» THE TASK
All of the entries must be reproduced exactly, with no images carried over.

==*==

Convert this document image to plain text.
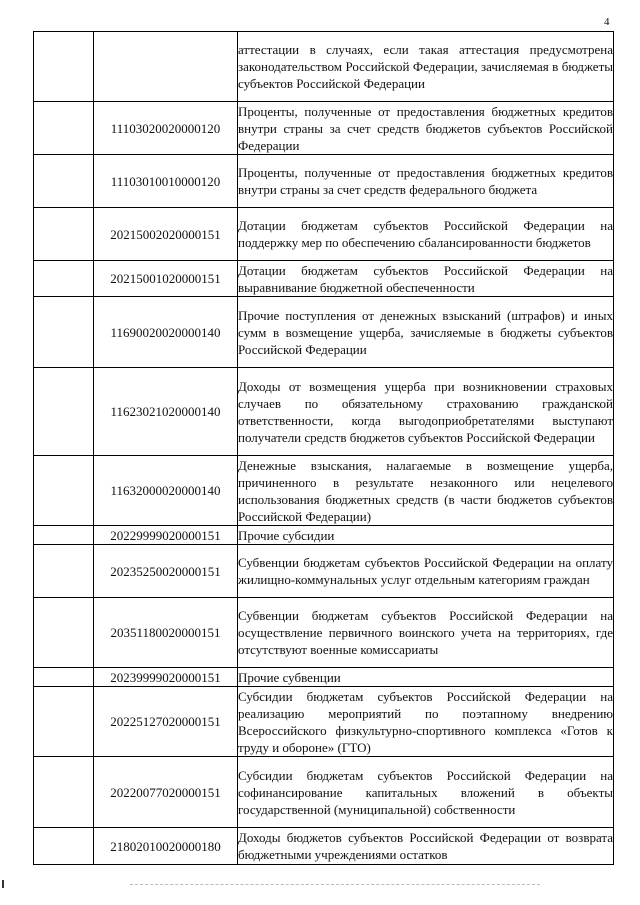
4
		аттестации в случаях, если такая аттестация предусмотрена законодательством Российской Федерации, зачисляемая в бюджеты субъектов Российской Федерации
	11103020020000120	Проценты, полученные от предоставления бюджетных кредитов внутри страны за счет средств бюджетов субъектов Российской Федерации
	11103010010000120	Проценты, полученные от предоставления бюджетных кредитов внутри страны за счет средств федерального бюджета
	20215002020000151	Дотации бюджетам субъектов Российской Федерации на поддержку мер по обеспечению сбалансированности бюджетов
	20215001020000151	Дотации бюджетам субъектов Российской Федерации на выравнивание бюджетной обеспеченности
	11690020020000140	Прочие поступления от денежных взысканий (штрафов) и иных сумм в возмещение ущерба, зачисляемые в бюджеты субъектов Российской Федерации
	11623021020000140	Доходы от возмещения ущерба при возникновении страховых случаев по обязательному страхованию гражданской ответственности, когда выгодоприобретателями выступают получатели средств бюджетов субъектов Российской Федерации
	11632000020000140	Денежные взыскания, налагаемые в возмещение ущерба, причиненного в результате незаконного или нецелевого использования бюджетных средств (в части бюджетов субъектов Российской Федерации)
	20229999020000151	Прочие субсидии
	20235250020000151	Субвенции бюджетам субъектов Российской Федерации на оплату жилищно-коммунальных услуг отдельным категориям граждан
	20351180020000151	Субвенции бюджетам субъектов Российской Федерации на осуществление первичного воинского учета на территориях, где отсутствуют военные комиссариаты
	20239999020000151	Прочие субвенции
	20225127020000151	Субсидии бюджетам субъектов Российской Федерации на реализацию мероприятий по поэтапному внедрению Всероссийского физкультурно-спортивного комплекса «Готов к труду и обороне» (ГТО)
	20220077020000151	Субсидии бюджетам субъектов Российской Федерации на софинансирование капитальных вложений в объекты государственной (муниципальной) собственности
	21802010020000180	Доходы бюджетов субъектов Российской Федерации от возврата бюджетными учреждениями остатков
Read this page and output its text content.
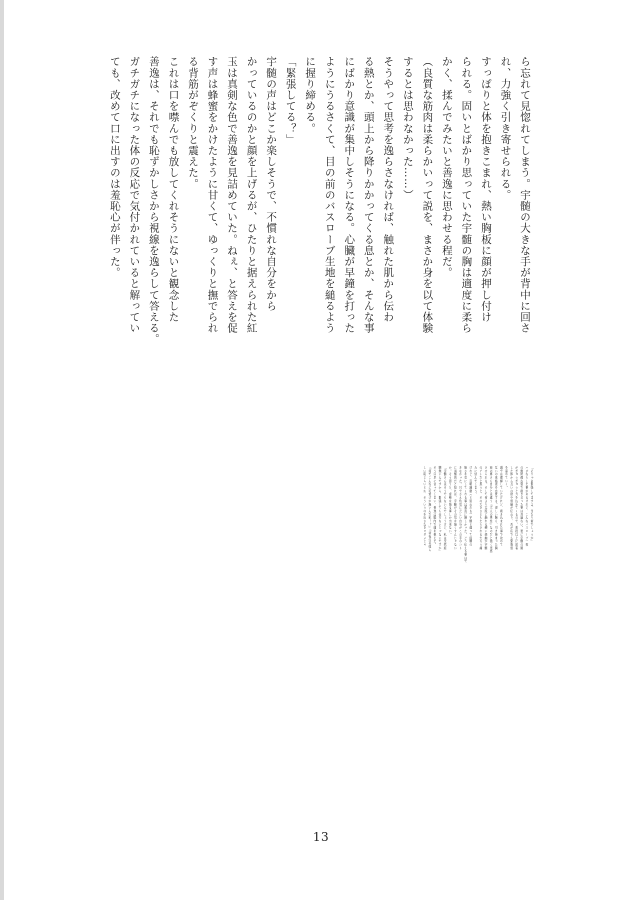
ら忘れて見惚れてしまう。宇髄の大きな手が背中に回さ
れ、力強く引き寄せられる。
すっぽりと体を抱きこまれ、熱い胸板に顔が押し付け
られる。固いとばかり思っていた宇髄の胸は適度に柔ら
かく、揉んでみたいと善逸に思わせる程だ。
（良質な筋肉は柔らかいって説を、まさか身を以て体験
するとは思わなかった……）
そうやって思考を逸らさなければ、触れた肌から伝わ
る熱とか、頭上から降りかかってくる息とか、そんな事
にばかり意識が集中しそうになる。心臓が早鐘を打った
ようにうるさくて、目の前のバスローブ生地を縋るよう
に握り締める。
「緊張してる？」
宇髄の声はどこか楽しそうで、不慣れな自分をから
かっているのかと顔を上げるが、ひたりと据えられた紅
玉は真剣な色で善逸を見詰めていた。ねぇ、と答えを促
す声は蜂蜜をかけたように甘くて、ゆっくりと撫でられ
る背筋がぞくりと震えた。
これは口を噤んでも放してくれそうにないと観念した
善逸は、それでも恥ずかしさから視線を逸らして答える。
ガチガチになった体の反応で気付かれていると解ってい
ても、改めて口に出すのは羞恥心が伴った。
「そりゃあ緊張してますよ、当たり前でしょうが」
ハグならした事があるけれど、こんなバスローブ一枚
の無防備な姿で抱き合った事は勿論ない。更に宇髄の腕
がぎゅうぎゅうと力を込めてくるので、普段以上に密着
した体から互いの熱や感触が伝わり、否が応でも緊張感
を高めていく。
頭では理解していたけれど、抱き込まれた事で改めて
互いの体格差を自覚する。逞しい腕も、引き締まった胸
板の厚さも自分とは違う『大人の男性』なのだと強く実感
させられる。そして何より太股に触れる硬い感触が宇髄
のアレだと思うと、その大きさともたらされるだろう痛
みに怯んでしまう。
けれど、百戦錬磨（と思われる）宇髄と違って経験の
無さを気にしてくれる事は素直に嬉しかった。どう伝える事はで
きなかった。只でさえ色気に乏しい自分がこの手のコト
に消極的だと知れば、宇髄がその気を無くすんじゃない
か。そう思うと、虚勢を張る事しか出来ない。
「宇髄さんはそうでもないんでしょうけど、私は全然経
験無いんですから、緊張しても仕方ないじゃないですか」
そう口早に言ってしまい、善逸は脳内で頭を抱えた。
『何でこんなに可愛げが無いんだ私！？』『初夜の花嫁ら
しい恥じらいとか、そういうのを出さなきゃダメじゃ
13
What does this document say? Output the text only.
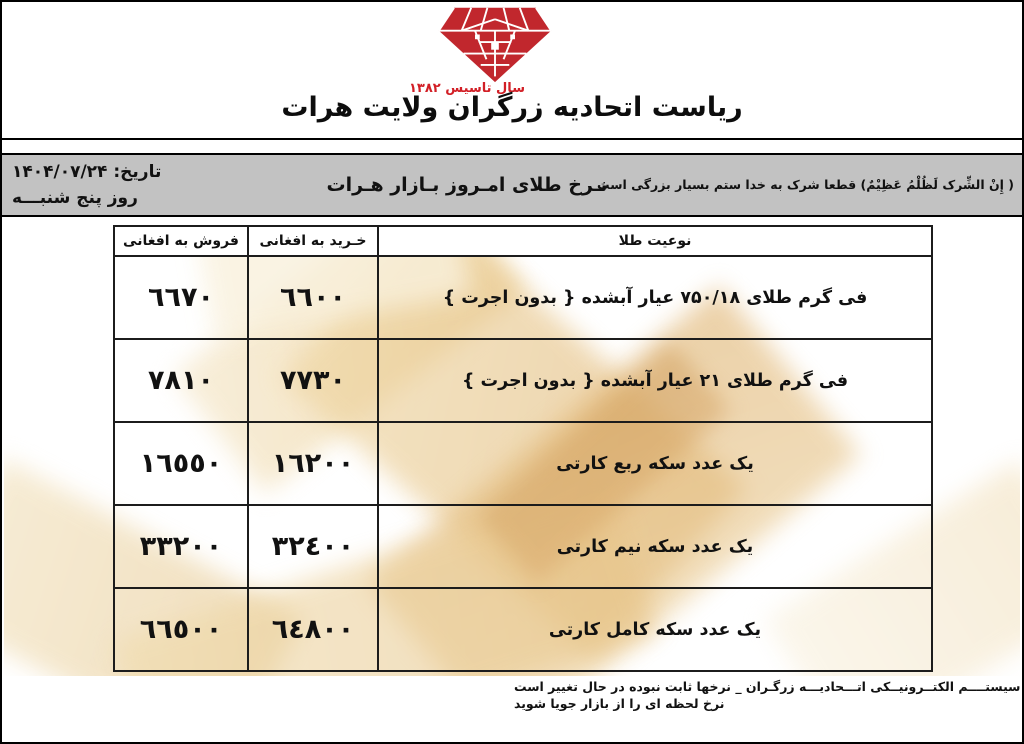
سال تاسیس ۱۳۸۲
ریاست اتحادیه زرگران ولایت هرات
تاریخ: ۱۴۰۴/۰۷/۲۴
روز پنج شنبـــه
نـرخ طلای امـروز بـازار هـرات
( إِنْ الشِّرک لَظُلْمُ عَظِیْمٌ) قطعا شرک به خدا ستم بسیار بزرگی است
نوعیت طلا	خـرید به افغانی	فروش به افغانی
فی گرم طلای ۷۵۰/۱۸ عیار آبشده { بدون اجرت }	٦٦٠٠	٦٦٧٠
فی گرم طلای ۲۱ عیار آبشده { بدون اجرت }	٧٧٣٠	٧٨١٠
یک عدد سکه ربع کارتی	١٦٢٠٠	١٦٥٥٠
یک عدد سکه نیم کارتی	٣٢٤٠٠	٣٣٢٠٠
یک عدد سکه کامل کارتی	٦٤٨٠٠	٦٦٥٠٠
سیستــــم الکتــرونیــکی اتـــحادیـــه زرگـران _ نرخها ثابت نبوده در حال تغییر است
نرخ لحظه ای را از بازار جویا شوید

==*==

» COMPLETE RESPONSE
Convert this document image to plain text.
4
		аттестации в случаях, если такая аттестация предусмотрена законодательством Российской Федерации, зачисляемая в бюджеты субъектов Российской Федерации
	11103020020000120	Проценты, полученные от предоставления бюджетных кредитов внутри страны за счет средств бюджетов субъектов Российской Федерации
	11103010010000120	Проценты, полученные от предоставления бюджетных кредитов внутри страны за счет средств федерального бюджета
	20215002020000151	Дотации бюджетам субъектов Российской Федерации на поддержку мер по обеспечению сбалансированности бюджетов
	20215001020000151	Дотации бюджетам субъектов Российской Федерации на выравнивание бюджетной обеспеченности
	11690020020000140	Прочие поступления от денежных взысканий (штрафов) и иных сумм в возмещение ущерба, зачисляемые в бюджеты субъектов Российской Федерации
	11623021020000140	Доходы от возмещения ущерба при возникновении страховых случаев по обязательному страхованию гражданской ответственности, когда выгодоприобретателями выступают получатели средств бюджетов субъектов Российской Федерации
	11632000020000140	Денежные взыскания, налагаемые в возмещение ущерба, причиненного в результате незаконного или нецелевого использования бюджетных средств (в части бюджетов субъектов Российской Федерации)
	20229999020000151	Прочие субсидии
	20235250020000151	Субвенции бюджетам субъектов Российской Федерации на оплату жилищно-коммунальных услуг отдельным категориям граждан
	20351180020000151	Субвенции бюджетам субъектов Российской Федерации на осуществление первичного воинского учета на территориях, где отсутствуют военные комиссариаты
	20239999020000151	Прочие субвенции
	20225127020000151	Субсидии бюджетам субъектов Российской Федерации на реализацию мероприятий по поэтапному внедрению Всероссийского физкультурно-спортивного комплекса «Готов к труду и обороне» (ГТО)
	20220077020000151	Субсидии бюджетам субъектов Российской Федерации на софинансирование капитальных вложений в объекты государственной (муниципальной) собственности
	21802010020000180	Доходы бюджетов субъектов Российской Федерации от возврата бюджетными учреждениями остатков
Read this page and output its text content.
ら忘れて見惚れてしまう。宇髄の大きな手が背中に回さ
れ、力強く引き寄せられる。
すっぽりと体を抱きこまれ、熱い胸板に顔が押し付け
られる。固いとばかり思っていた宇髄の胸は適度に柔ら
かく、揉んでみたいと善逸に思わせる程だ。
（良質な筋肉は柔らかいって説を、まさか身を以て体験
するとは思わなかった……）
そうやって思考を逸らさなければ、触れた肌から伝わ
る熱とか、頭上から降りかかってくる息とか、そんな事
にばかり意識が集中しそうになる。心臓が早鐘を打った
ようにうるさくて、目の前のバスローブ生地を縋るよう
に握り締める。
「緊張してる？」
宇髄の声はどこか楽しそうで、不慣れな自分をから
かっているのかと顔を上げるが、ひたりと据えられた紅
玉は真剣な色で善逸を見詰めていた。ねぇ、と答えを促
す声は蜂蜜をかけたように甘くて、ゆっくりと撫でられ
る背筋がぞくりと震えた。
これは口を噤んでも放してくれそうにないと観念した
善逸は、それでも恥ずかしさから視線を逸らして答える。
ガチガチになった体の反応で気付かれていると解ってい
ても、改めて口に出すのは羞恥心が伴った。
「そりゃあ緊張してますよ、当たり前でしょうが」
ハグならした事があるけれど、こんなバスローブ一枚
の無防備な姿で抱き合った事は勿論ない。更に宇髄の腕
がぎゅうぎゅうと力を込めてくるので、普段以上に密着
した体から互いの熱や感触が伝わり、否が応でも緊張感
を高めていく。
頭では理解していたけれど、抱き込まれた事で改めて
互いの体格差を自覚する。逞しい腕も、引き締まった胸
板の厚さも自分とは違う『大人の男性』なのだと強く実感
させられる。そして何より太股に触れる硬い感触が宇髄
のアレだと思うと、その大きさともたらされるだろう痛
みに怯んでしまう。
けれど、百戦錬磨（と思われる）宇髄と違って経験の
無さを気にしてくれる事は素直に嬉しかった。どう伝える事はで
きなかった。只でさえ色気に乏しい自分がこの手のコト
に消極的だと知れば、宇髄がその気を無くすんじゃない
か。そう思うと、虚勢を張る事しか出来ない。
「宇髄さんはそうでもないんでしょうけど、私は全然経
験無いんですから、緊張しても仕方ないじゃないですか」
そう口早に言ってしまい、善逸は脳内で頭を抱えた。
『何でこんなに可愛げが無いんだ私！？』『初夜の花嫁ら
しい恥じらいとか、そういうのを出さなきゃダメじゃ
13
What does this document say? Output the text only.
سال تاسیس ۱۳۸۲
ریاست اتحادیه زرگران ولایت هرات
تاریخ: ۱۴۰۴/۰۷/۲۴
روز پنج شنبـــه
نـرخ طلای امـروز بـازار هـرات
( إِنْ الشِّرک لَظُلْمُ عَظِیْمٌ) قطعا شرک به خدا ستم بسیار بزرگی است
نوعیت طلا	خـرید به افغانی	فروش به افغانی
فی گرم طلای ۷۵۰/۱۸ عیار آبشده { بدون اجرت }	٦٦٠٠	٦٦٧٠
فی گرم طلای ۲۱ عیار آبشده { بدون اجرت }	٧٧٣٠	٧٨١٠
یک عدد سکه ربع کارتی	١٦٢٠٠	١٦٥٥٠
یک عدد سکه نیم کارتی	٣٢٤٠٠	٣٣٢٠٠
یک عدد سکه کامل کارتی	٦٤٨٠٠	٦٦٥٠٠
سیستــــم الکتــرونیــکی اتـــحادیـــه زرگـران _ نرخها ثابت نبوده در حال تغییر است
نرخ لحظه ای را از بازار جویا شوید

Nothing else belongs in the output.